──────── GIVEN ENTRIES ────────
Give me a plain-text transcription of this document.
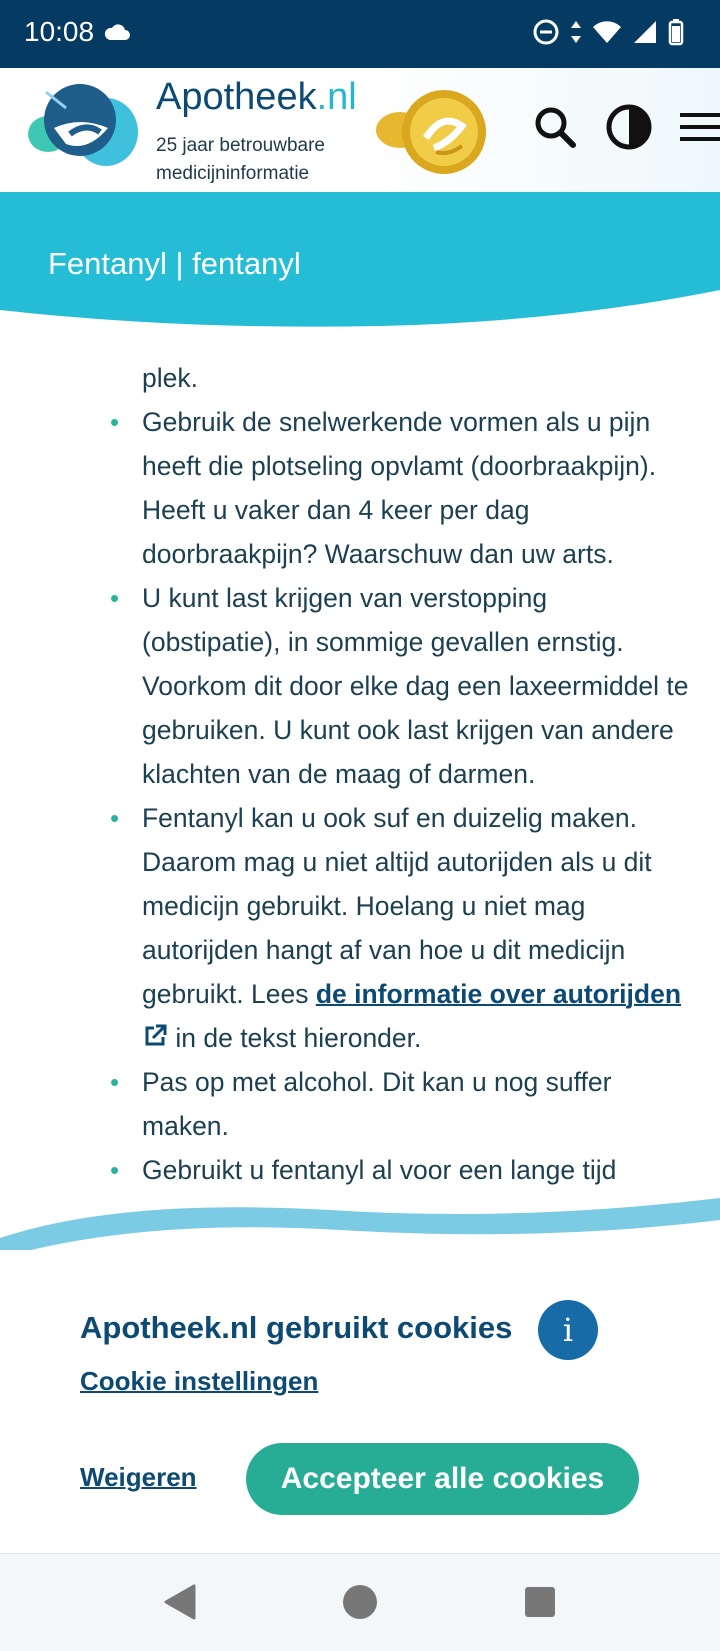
10:08
Apotheek.nl
25 jaar betrouwbare
medicijninformatie
Fentanyl | fentanyl
plek.
• Gebruik de snelwerkende vormen als u pijn heeft die plotseling opvlamt (doorbraakpijn). Heeft u vaker dan 4 keer per dag doorbraakpijn? Waarschuw dan uw arts.
• U kunt last krijgen van verstopping (obstipatie), in sommige gevallen ernstig. Voorkom dit door elke dag een laxeermiddel te gebruiken. U kunt ook last krijgen van andere klachten van de maag of darmen.
• Fentanyl kan u ook suf en duizelig maken. Daarom mag u niet altijd autorijden als u dit medicijn gebruikt. Hoelang u niet mag autorijden hangt af van hoe u dit medicijn gebruikt. Lees de informatie over autorijden  in de tekst hieronder.
• Pas op met alcohol. Dit kan u nog suffer maken.
• Gebruikt u fentanyl al voor een lange tijd
Apotheek.nl gebruikt cookies i
Cookie instellingen
Weigeren	Accepteer alle cookies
────────
## PROBLEM REQUIREMENTS
Repeat all the data as it stands, dropping any images it holds.

## RESPONSE TO THIS TASK
Give me a plain-text transcription of this document.
10:08
Apotheek.nl
25 jaar betrouwbare
medicijninformatie
Fentanyl | fentanyl
plek.
• Gebruik de snelwerkende vormen als u pijn heeft die plotseling opvlamt (doorbraakpijn). Heeft u vaker dan 4 keer per dag doorbraakpijn? Waarschuw dan uw arts.
• U kunt last krijgen van verstopping (obstipatie), in sommige gevallen ernstig. Voorkom dit door elke dag een laxeermiddel te gebruiken. U kunt ook last krijgen van andere klachten van de maag of darmen.
• Fentanyl kan u ook suf en duizelig maken. Daarom mag u niet altijd autorijden als u dit medicijn gebruikt. Hoelang u niet mag autorijden hangt af van hoe u dit medicijn gebruikt. Lees de informatie over autorijden  in de tekst hieronder.
• Pas op met alcohol. Dit kan u nog suffer maken.
• Gebruikt u fentanyl al voor een lange tijd
Apotheek.nl gebruikt cookies i
Cookie instellingen
Weigeren	Accepteer alle cookies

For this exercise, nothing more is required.